**TEXT TO READ:**
BEGIN

This out-of-plane hydrogen position cannot be ascribed to sterical hindrance between this hydrogen and the B substituents, since COCl or COOH belong to the “plane” category whereas the CH₃ or CN cases, less bulky, do not. The deviation from the planarity can be considerable: for instance, for fluorine, the angle is equal to 125.6°. Interestingly, when this is replaced by a less electronegative halogen (respectively Cl and Br), the P-H comes closer to the plane (respectively 133.5° and 136.2°). In order to account for this out-of-plane P,N-proton bond, the nature of the lone pairs in the basic forms was investigated using a natural bond orbital (NBO) [31] analysis: the lone pair on P importantly differs from the one on N, the first one having a strong s character (about 60 %, with respect to 28 %). However, there exists no correlation between the s percentage and the C₁PH angle.

We now examine if the C₁PH angle in the optimized geometry for the basic form can give insight into the trajectory followed during the capture process. To study these non-planar proton attacks, energy scans were performed. Graph 1 represents the energy variations depending on the C₁PH angle for selected phosphinines. These curves correspond to relaxed energy scans for the acidic form. For the H and COOH subsitutents, the energy is decreasing when θ=C₁PH increases, exhibiting only one energy minimum at 180° (the corresponding angle value being denoted θ _eq ).

Graph 1

Relaxed energy scans on the C₁PH angle for the protonated phosphinine, dicarboxyphosphinine, dibromophosphinine and diaminophosphinine. Energies differences (in kcal mol⁻¹) are computed with respect to the equilibrium ones

Conversely, for the B=NH₂ and B=Br substituents, 180° is maximum and corresponds to a transition state (TS) connecting the two symmetric minima at θ _eq and –θ _eq . Accordingly, the energy at 180° enables to evaluate the isomerization barrier, denoted ΔE ^ZPE _iso , required for the proton to cross the plane, whose values are collected in Table 1. All barriers are lower than 13.5 kcal mol⁻¹, a value which is not negligible but that is accessible at room temperature.

Qualitatively, the closest θ _eq is to 180°, the lower the isomerization barrier. We thus propose the following fit, using all points and constraining the curve to intersect the X axis at θ _eq  = 180° (R ² = 0.94):

$$ \varDelta {E}_{iso}^{ZPE}=0.061\left(180-{\theta}_{eq}\right)-0.0048{\left(180-{\theta}_{eq}\right)}^2+0.00010{\left(180-{\theta}_{eq}\right)}^3. $$

(7)

One may now wonder if these θ _eq angles represent the optimal angle of attack, that-is-to-say: does the proton adopt and keep this angular orientation during its approach? Graph 2 shows that it is not actually the case. For instance, for B=Br, the equilibrium angle is 136°. The dark green curve shows that, whatever the P-H distance, this approach is lower in energy than the 180° approach. But, the light green curve indicates, however, that when the proton is beyond 2.1 Å, the system is more stable perpendicular to the ring (θ = 90°). In the same vein, the equilibrium orientation for the diaminophosphinine (θ_eq = 112°) is less stable than the 90° one for P-H>1.9 Å. All these curves prove that the minimal energy path for the proton coordination does not occur at constant angle, and that the potential energy surface is more complicated in case the proton is not in the cycle plane for the minimum structure (note that for large separation distances, the use of a monodeterminantal scheme as the KS one becomes questionable).

END

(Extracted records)

BEGIN

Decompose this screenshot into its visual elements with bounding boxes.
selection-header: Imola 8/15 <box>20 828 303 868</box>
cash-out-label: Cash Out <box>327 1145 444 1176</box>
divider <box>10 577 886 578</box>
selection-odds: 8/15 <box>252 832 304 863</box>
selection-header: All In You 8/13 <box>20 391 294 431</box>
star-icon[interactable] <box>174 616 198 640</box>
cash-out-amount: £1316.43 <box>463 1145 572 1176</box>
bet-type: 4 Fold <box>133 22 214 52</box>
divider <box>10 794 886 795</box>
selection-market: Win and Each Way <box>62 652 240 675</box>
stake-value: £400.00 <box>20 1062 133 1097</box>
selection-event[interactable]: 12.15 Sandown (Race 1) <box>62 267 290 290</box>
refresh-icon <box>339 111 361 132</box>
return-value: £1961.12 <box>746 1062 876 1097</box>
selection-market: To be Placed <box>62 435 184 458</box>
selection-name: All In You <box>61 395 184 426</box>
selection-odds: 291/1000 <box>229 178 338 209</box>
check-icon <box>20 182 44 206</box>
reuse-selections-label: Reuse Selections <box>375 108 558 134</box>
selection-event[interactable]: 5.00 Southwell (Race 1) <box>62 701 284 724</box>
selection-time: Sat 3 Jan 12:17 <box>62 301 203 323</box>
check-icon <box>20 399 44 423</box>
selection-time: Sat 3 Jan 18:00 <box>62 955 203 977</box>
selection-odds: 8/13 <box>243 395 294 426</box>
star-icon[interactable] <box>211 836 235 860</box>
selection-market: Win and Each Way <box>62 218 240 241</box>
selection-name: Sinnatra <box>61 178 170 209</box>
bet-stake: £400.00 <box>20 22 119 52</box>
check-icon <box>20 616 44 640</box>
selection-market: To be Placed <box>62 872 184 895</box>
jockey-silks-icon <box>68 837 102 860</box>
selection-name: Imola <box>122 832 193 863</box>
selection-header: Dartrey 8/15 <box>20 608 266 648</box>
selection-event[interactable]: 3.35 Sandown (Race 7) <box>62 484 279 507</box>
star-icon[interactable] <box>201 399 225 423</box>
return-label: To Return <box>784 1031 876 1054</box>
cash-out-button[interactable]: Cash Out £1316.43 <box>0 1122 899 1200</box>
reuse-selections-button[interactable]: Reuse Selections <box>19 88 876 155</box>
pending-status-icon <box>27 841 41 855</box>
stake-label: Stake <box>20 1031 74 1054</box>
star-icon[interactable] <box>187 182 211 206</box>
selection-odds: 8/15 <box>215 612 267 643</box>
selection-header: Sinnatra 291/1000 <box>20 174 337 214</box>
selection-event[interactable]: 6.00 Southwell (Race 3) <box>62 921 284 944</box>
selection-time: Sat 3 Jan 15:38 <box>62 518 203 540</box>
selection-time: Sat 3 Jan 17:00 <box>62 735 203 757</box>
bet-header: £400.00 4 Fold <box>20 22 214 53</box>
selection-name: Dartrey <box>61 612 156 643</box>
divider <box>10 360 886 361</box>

END

**THE TASKS:**
- 1) In the phosphinine passage, what value do all the isomerization barriers stay below?
- 2) Transcribe the rows word for word, starting with the first row and continuing down to the line containing "pending-status-icon <box>27 841 41 855</box>", including both of those rows.
The phosphinine passage and the rows have no connection to each other.

**ANSWERS FOR THE EXERCISE:**
- 1) All barriers are lower than 13.5 kcal mol⁻¹.

- 2)
Decompose this screenshot into its visual elements with bounding boxes.
selection-header: Imola 8/15 <box>20 828 303 868</box>
cash-out-label: Cash Out <box>327 1145 444 1176</box>
divider <box>10 577 886 578</box>
selection-odds: 8/15 <box>252 832 304 863</box>
selection-header: All In You 8/13 <box>20 391 294 431</box>
star-icon[interactable] <box>174 616 198 640</box>
cash-out-amount: £1316.43 <box>463 1145 572 1176</box>
bet-type: 4 Fold <box>133 22 214 52</box>
divider <box>10 794 886 795</box>
selection-market: Win and Each Way <box>62 652 240 675</box>
stake-value: £400.00 <box>20 1062 133 1097</box>
selection-event[interactable]: 12.15 Sandown (Race 1) <box>62 267 290 290</box>
refresh-icon <box>339 111 361 132</box>
return-value: £1961.12 <box>746 1062 876 1097</box>
selection-market: To be Placed <box>62 435 184 458</box>
selection-name: All In You <box>61 395 184 426</box>
selection-odds: 291/1000 <box>229 178 338 209</box>
check-icon <box>20 182 44 206</box>
reuse-selections-label: Reuse Selections <box>375 108 558 134</box>
selection-event[interactable]: 5.00 Southwell (Race 1) <box>62 701 284 724</box>
selection-time: Sat 3 Jan 12:17 <box>62 301 203 323</box>
check-icon <box>20 399 44 423</box>
selection-time: Sat 3 Jan 18:00 <box>62 955 203 977</box>
selection-odds: 8/13 <box>243 395 294 426</box>
star-icon[interactable] <box>211 836 235 860</box>
selection-market: Win and Each Way <box>62 218 240 241</box>
selection-name: Sinnatra <box>61 178 170 209</box>
bet-stake: £400.00 <box>20 22 119 52</box>
check-icon <box>20 616 44 640</box>
selection-market: To be Placed <box>62 872 184 895</box>
jockey-silks-icon <box>68 837 102 860</box>
selection-name: Imola <box>122 832 193 863</box>
selection-header: Dartrey 8/15 <box>20 608 266 648</box>
selection-event[interactable]: 3.35 Sandown (Race 7) <box>62 484 279 507</box>
star-icon[interactable] <box>201 399 225 423</box>
return-label: To Return <box>784 1031 876 1054</box>
cash-out-button[interactable]: Cash Out £1316.43 <box>0 1122 899 1200</box>
reuse-selections-button[interactable]: Reuse Selections <box>19 88 876 155</box>
pending-status-icon <box>27 841 41 855</box>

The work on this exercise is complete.